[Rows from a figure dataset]
## Begin
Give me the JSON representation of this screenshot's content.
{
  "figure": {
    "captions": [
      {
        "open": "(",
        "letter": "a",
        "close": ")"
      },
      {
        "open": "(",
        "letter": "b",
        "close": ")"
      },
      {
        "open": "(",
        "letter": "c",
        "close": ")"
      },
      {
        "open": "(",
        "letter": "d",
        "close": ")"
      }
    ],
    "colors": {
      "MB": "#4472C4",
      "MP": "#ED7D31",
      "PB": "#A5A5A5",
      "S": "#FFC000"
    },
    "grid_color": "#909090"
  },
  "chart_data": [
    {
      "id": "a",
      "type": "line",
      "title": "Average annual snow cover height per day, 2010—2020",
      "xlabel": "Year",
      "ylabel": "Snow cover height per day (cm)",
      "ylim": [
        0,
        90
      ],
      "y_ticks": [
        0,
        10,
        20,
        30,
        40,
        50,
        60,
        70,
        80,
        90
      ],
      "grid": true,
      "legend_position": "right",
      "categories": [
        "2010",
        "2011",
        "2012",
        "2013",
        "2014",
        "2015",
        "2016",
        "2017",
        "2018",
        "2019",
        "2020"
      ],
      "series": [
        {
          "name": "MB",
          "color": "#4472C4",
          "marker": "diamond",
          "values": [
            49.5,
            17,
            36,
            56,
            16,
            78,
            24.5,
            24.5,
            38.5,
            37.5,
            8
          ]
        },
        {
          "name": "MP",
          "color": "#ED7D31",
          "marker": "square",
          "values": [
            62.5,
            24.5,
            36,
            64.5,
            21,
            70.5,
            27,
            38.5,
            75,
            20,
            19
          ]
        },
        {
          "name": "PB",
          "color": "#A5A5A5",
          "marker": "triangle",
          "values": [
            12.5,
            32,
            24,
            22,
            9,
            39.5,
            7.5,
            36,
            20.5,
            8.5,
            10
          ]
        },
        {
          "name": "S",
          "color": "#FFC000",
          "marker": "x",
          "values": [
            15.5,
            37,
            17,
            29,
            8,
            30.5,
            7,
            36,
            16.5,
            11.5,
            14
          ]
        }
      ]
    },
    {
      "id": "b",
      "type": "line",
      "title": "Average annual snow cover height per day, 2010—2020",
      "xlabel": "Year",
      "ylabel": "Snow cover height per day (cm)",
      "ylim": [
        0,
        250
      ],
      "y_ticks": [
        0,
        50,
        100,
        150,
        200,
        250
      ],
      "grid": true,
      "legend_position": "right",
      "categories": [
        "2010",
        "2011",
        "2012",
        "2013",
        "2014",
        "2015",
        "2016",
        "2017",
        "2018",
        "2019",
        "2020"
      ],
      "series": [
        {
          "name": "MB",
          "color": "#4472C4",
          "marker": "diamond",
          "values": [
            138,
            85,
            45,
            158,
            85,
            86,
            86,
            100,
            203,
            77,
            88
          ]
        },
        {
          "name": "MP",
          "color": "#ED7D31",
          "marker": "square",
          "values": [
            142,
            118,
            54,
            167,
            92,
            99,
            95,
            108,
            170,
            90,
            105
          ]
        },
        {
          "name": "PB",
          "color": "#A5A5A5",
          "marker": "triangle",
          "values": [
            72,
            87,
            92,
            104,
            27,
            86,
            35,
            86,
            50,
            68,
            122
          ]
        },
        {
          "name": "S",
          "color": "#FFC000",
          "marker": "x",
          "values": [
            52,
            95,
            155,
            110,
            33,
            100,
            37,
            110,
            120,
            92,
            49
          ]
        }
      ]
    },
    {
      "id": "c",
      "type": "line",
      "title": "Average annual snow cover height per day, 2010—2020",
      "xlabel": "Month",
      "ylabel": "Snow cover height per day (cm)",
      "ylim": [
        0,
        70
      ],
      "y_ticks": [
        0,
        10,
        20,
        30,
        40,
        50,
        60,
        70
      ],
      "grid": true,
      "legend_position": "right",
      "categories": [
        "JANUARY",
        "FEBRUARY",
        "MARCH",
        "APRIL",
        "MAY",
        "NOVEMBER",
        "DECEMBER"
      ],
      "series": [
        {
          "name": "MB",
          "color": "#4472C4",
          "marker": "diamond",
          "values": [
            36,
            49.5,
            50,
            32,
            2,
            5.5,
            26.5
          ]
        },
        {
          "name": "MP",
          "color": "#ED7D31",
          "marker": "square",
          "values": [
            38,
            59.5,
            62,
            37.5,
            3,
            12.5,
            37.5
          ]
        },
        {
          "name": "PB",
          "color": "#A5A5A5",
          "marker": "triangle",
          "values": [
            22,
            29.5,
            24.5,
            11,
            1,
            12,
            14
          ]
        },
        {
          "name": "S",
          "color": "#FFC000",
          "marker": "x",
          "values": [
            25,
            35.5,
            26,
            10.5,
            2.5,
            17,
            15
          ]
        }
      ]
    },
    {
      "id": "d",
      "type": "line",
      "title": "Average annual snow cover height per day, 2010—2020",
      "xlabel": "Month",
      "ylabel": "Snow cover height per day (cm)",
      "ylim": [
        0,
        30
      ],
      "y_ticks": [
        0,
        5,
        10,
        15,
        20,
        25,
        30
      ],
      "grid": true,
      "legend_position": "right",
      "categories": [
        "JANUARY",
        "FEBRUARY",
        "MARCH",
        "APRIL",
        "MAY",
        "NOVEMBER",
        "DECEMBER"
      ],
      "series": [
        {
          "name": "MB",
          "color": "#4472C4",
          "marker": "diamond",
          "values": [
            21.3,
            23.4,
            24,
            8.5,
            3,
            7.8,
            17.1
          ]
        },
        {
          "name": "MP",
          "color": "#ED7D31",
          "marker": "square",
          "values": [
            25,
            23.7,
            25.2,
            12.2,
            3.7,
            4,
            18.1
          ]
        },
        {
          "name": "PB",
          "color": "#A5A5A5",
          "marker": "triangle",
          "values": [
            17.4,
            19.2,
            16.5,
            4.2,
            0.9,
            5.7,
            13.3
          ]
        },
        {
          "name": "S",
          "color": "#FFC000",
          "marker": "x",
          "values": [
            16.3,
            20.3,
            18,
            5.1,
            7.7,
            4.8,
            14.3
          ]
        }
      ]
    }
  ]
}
## End
» **Task directions**
Each line in the material above must be retyped without alteration.

» **Answer to this task**
Give me the JSON representation of this screenshot's content.
{
  "figure": {
    "captions": [
      {
        "open": "(",
        "letter": "a",
        "close": ")"
      },
      {
        "open": "(",
        "letter": "b",
        "close": ")"
      },
      {
        "open": "(",
        "letter": "c",
        "close": ")"
      },
      {
        "open": "(",
        "letter": "d",
        "close": ")"
      }
    ],
    "colors": {
      "MB": "#4472C4",
      "MP": "#ED7D31",
      "PB": "#A5A5A5",
      "S": "#FFC000"
    },
    "grid_color": "#909090"
  },
  "chart_data": [
    {
      "id": "a",
      "type": "line",
      "title": "Average annual snow cover height per day, 2010—2020",
      "xlabel": "Year",
      "ylabel": "Snow cover height per day (cm)",
      "ylim": [
        0,
        90
      ],
      "y_ticks": [
        0,
        10,
        20,
        30,
        40,
        50,
        60,
        70,
        80,
        90
      ],
      "grid": true,
      "legend_position": "right",
      "categories": [
        "2010",
        "2011",
        "2012",
        "2013",
        "2014",
        "2015",
        "2016",
        "2017",
        "2018",
        "2019",
        "2020"
      ],
      "series": [
        {
          "name": "MB",
          "color": "#4472C4",
          "marker": "diamond",
          "values": [
            49.5,
            17,
            36,
            56,
            16,
            78,
            24.5,
            24.5,
            38.5,
            37.5,
            8
          ]
        },
        {
          "name": "MP",
          "color": "#ED7D31",
          "marker": "square",
          "values": [
            62.5,
            24.5,
            36,
            64.5,
            21,
            70.5,
            27,
            38.5,
            75,
            20,
            19
          ]
        },
        {
          "name": "PB",
          "color": "#A5A5A5",
          "marker": "triangle",
          "values": [
            12.5,
            32,
            24,
            22,
            9,
            39.5,
            7.5,
            36,
            20.5,
            8.5,
            10
          ]
        },
        {
          "name": "S",
          "color": "#FFC000",
          "marker": "x",
          "values": [
            15.5,
            37,
            17,
            29,
            8,
            30.5,
            7,
            36,
            16.5,
            11.5,
            14
          ]
        }
      ]
    },
    {
      "id": "b",
      "type": "line",
      "title": "Average annual snow cover height per day, 2010—2020",
      "xlabel": "Year",
      "ylabel": "Snow cover height per day (cm)",
      "ylim": [
        0,
        250
      ],
      "y_ticks": [
        0,
        50,
        100,
        150,
        200,
        250
      ],
      "grid": true,
      "legend_position": "right",
      "categories": [
        "2010",
        "2011",
        "2012",
        "2013",
        "2014",
        "2015",
        "2016",
        "2017",
        "2018",
        "2019",
        "2020"
      ],
      "series": [
        {
          "name": "MB",
          "color": "#4472C4",
          "marker": "diamond",
          "values": [
            138,
            85,
            45,
            158,
            85,
            86,
            86,
            100,
            203,
            77,
            88
          ]
        },
        {
          "name": "MP",
          "color": "#ED7D31",
          "marker": "square",
          "values": [
            142,
            118,
            54,
            167,
            92,
            99,
            95,
            108,
            170,
            90,
            105
          ]
        },
        {
          "name": "PB",
          "color": "#A5A5A5",
          "marker": "triangle",
          "values": [
            72,
            87,
            92,
            104,
            27,
            86,
            35,
            86,
            50,
            68,
            122
          ]
        },
        {
          "name": "S",
          "color": "#FFC000",
          "marker": "x",
          "values": [
            52,
            95,
            155,
            110,
            33,
            100,
            37,
            110,
            120,
            92,
            49
          ]
        }
      ]
    },
    {
      "id": "c",
      "type": "line",
      "title": "Average annual snow cover height per day, 2010—2020",
      "xlabel": "Month",
      "ylabel": "Snow cover height per day (cm)",
      "ylim": [
        0,
        70
      ],
      "y_ticks": [
        0,
        10,
        20,
        30,
        40,
        50,
        60,
        70
      ],
      "grid": true,
      "legend_position": "right",
      "categories": [
        "JANUARY",
        "FEBRUARY",
        "MARCH",
        "APRIL",
        "MAY",
        "NOVEMBER",
        "DECEMBER"
      ],
      "series": [
        {
          "name": "MB",
          "color": "#4472C4",
          "marker": "diamond",
          "values": [
            36,
            49.5,
            50,
            32,
            2,
            5.5,
            26.5
          ]
        },
        {
          "name": "MP",
          "color": "#ED7D31",
          "marker": "square",
          "values": [
            38,
            59.5,
            62,
            37.5,
            3,
            12.5,
            37.5
          ]
        },
        {
          "name": "PB",
          "color": "#A5A5A5",
          "marker": "triangle",
          "values": [
            22,
            29.5,
            24.5,
            11,
            1,
            12,
            14
          ]
        },
        {
          "name": "S",
          "color": "#FFC000",
          "marker": "x",
          "values": [
            25,
            35.5,
            26,
            10.5,
            2.5,
            17,
            15
          ]
        }
      ]
    },
    {
      "id": "d",
      "type": "line",
      "title": "Average annual snow cover height per day, 2010—2020",
      "xlabel": "Month",
      "ylabel": "Snow cover height per day (cm)",
      "ylim": [
        0,
        30
      ],
      "y_ticks": [
        0,
        5,
        10,
        15,
        20,
        25,
        30
      ],
      "grid": true,
      "legend_position": "right",
      "categories": [
        "JANUARY",
        "FEBRUARY",
        "MARCH",
        "APRIL",
        "MAY",
        "NOVEMBER",
        "DECEMBER"
      ],
      "series": [
        {
          "name": "MB",
          "color": "#4472C4",
          "marker": "diamond",
          "values": [
            21.3,
            23.4,
            24,
            8.5,
            3,
            7.8,
            17.1
          ]
        },
        {
          "name": "MP",
          "color": "#ED7D31",
          "marker": "square",
          "values": [
            25,
            23.7,
            25.2,
            12.2,
            3.7,
            4,
            18.1
          ]
        },
        {
          "name": "PB",
          "color": "#A5A5A5",
          "marker": "triangle",
          "values": [
            17.4,
            19.2,
            16.5,
            4.2,
            0.9,
            5.7,
            13.3
          ]
        },
        {
          "name": "S",
          "color": "#FFC000",
          "marker": "x",
          "values": [
            16.3,
            20.3,
            18,
            5.1,
            7.7,
            4.8,
            14.3
          ]
        }
      ]
    }
  ]
}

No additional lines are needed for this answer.